What you will do: Review the material and extract every line in which the word "name" occurs.

===== Supplied data =====

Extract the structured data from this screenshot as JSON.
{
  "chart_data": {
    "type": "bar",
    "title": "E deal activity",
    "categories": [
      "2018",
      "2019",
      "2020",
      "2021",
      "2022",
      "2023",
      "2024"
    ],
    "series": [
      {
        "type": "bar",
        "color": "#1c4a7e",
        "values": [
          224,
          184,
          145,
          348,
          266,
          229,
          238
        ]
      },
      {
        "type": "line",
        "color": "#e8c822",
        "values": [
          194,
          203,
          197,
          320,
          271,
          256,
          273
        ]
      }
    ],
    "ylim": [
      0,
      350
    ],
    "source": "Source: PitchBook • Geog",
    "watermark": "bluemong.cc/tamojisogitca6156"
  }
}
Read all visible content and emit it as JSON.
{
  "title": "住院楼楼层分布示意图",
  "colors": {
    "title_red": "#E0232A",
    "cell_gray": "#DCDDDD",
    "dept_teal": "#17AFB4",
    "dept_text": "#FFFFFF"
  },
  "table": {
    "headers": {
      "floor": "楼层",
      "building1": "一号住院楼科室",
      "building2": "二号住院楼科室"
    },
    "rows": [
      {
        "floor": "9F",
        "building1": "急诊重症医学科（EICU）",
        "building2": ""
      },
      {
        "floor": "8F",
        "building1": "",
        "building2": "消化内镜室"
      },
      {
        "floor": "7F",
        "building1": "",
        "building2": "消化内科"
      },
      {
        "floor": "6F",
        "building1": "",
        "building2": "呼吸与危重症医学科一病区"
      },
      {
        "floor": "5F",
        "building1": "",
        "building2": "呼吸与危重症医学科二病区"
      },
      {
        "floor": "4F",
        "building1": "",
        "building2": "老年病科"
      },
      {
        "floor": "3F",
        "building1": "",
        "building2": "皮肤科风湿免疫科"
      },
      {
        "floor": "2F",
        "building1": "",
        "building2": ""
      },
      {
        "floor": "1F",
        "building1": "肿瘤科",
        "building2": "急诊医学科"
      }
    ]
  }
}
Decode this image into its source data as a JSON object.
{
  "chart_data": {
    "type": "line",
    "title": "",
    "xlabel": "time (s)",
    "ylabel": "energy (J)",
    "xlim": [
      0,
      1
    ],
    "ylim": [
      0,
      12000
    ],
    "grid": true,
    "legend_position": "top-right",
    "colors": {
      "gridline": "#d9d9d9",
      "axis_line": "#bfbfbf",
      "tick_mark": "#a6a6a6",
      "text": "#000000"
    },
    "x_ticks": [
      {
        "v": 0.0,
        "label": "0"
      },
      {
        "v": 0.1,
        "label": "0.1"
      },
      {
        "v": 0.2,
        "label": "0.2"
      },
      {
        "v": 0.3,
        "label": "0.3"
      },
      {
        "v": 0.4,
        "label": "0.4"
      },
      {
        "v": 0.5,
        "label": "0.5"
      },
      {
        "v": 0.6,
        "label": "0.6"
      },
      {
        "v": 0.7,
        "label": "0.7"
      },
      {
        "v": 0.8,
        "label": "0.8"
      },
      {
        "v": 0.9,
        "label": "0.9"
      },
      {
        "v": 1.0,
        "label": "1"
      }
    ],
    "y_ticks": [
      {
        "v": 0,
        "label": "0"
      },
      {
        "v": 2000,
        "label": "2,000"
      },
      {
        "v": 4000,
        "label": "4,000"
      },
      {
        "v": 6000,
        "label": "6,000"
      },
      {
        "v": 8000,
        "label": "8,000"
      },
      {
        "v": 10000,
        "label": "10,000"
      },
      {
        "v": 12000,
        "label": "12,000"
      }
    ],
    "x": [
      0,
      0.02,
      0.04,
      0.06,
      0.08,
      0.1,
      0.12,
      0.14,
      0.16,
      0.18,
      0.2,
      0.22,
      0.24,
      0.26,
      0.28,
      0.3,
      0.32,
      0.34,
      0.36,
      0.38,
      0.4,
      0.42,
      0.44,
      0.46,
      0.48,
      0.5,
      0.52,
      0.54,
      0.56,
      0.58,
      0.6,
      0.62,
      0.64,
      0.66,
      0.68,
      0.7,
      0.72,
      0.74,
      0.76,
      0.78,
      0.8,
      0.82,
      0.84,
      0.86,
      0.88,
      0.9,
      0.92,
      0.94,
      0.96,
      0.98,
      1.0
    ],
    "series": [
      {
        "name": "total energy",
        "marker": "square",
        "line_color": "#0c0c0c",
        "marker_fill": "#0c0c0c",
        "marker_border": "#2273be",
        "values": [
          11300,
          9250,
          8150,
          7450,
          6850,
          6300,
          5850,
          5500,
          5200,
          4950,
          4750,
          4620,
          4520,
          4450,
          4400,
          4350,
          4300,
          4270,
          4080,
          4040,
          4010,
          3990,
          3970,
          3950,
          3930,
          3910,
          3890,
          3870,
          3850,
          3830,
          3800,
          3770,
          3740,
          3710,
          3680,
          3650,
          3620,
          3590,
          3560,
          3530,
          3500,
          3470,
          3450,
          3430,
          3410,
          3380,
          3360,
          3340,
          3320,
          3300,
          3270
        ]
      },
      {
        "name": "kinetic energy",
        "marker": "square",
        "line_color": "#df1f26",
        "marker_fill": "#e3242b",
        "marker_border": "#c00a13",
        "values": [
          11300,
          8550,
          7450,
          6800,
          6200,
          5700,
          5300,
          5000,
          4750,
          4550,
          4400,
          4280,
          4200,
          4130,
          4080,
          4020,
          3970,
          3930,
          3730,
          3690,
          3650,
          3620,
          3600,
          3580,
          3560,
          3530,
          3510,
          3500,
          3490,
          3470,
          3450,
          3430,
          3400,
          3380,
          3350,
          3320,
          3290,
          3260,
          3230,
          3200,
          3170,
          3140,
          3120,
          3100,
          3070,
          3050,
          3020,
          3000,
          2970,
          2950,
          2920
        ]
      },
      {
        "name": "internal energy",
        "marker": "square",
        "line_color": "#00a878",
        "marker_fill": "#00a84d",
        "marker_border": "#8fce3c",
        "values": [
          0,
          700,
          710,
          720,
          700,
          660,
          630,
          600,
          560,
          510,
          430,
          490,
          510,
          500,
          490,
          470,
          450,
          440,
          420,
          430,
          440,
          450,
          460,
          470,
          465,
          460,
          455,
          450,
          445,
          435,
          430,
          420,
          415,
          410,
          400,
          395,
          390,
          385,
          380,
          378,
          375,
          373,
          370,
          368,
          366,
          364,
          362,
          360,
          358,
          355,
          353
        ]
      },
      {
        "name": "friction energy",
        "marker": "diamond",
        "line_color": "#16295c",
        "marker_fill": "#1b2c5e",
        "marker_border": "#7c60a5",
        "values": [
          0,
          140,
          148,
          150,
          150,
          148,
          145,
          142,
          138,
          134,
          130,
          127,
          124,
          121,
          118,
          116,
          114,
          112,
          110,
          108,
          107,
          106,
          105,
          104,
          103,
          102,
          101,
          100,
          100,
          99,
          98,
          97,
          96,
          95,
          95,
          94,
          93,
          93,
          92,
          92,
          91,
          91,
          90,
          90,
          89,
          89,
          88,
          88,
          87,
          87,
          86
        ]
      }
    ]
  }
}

=====

Output below:
        "name": "total energy",
        "name": "kinetic energy",
        "name": "internal energy",
        "name": "friction energy",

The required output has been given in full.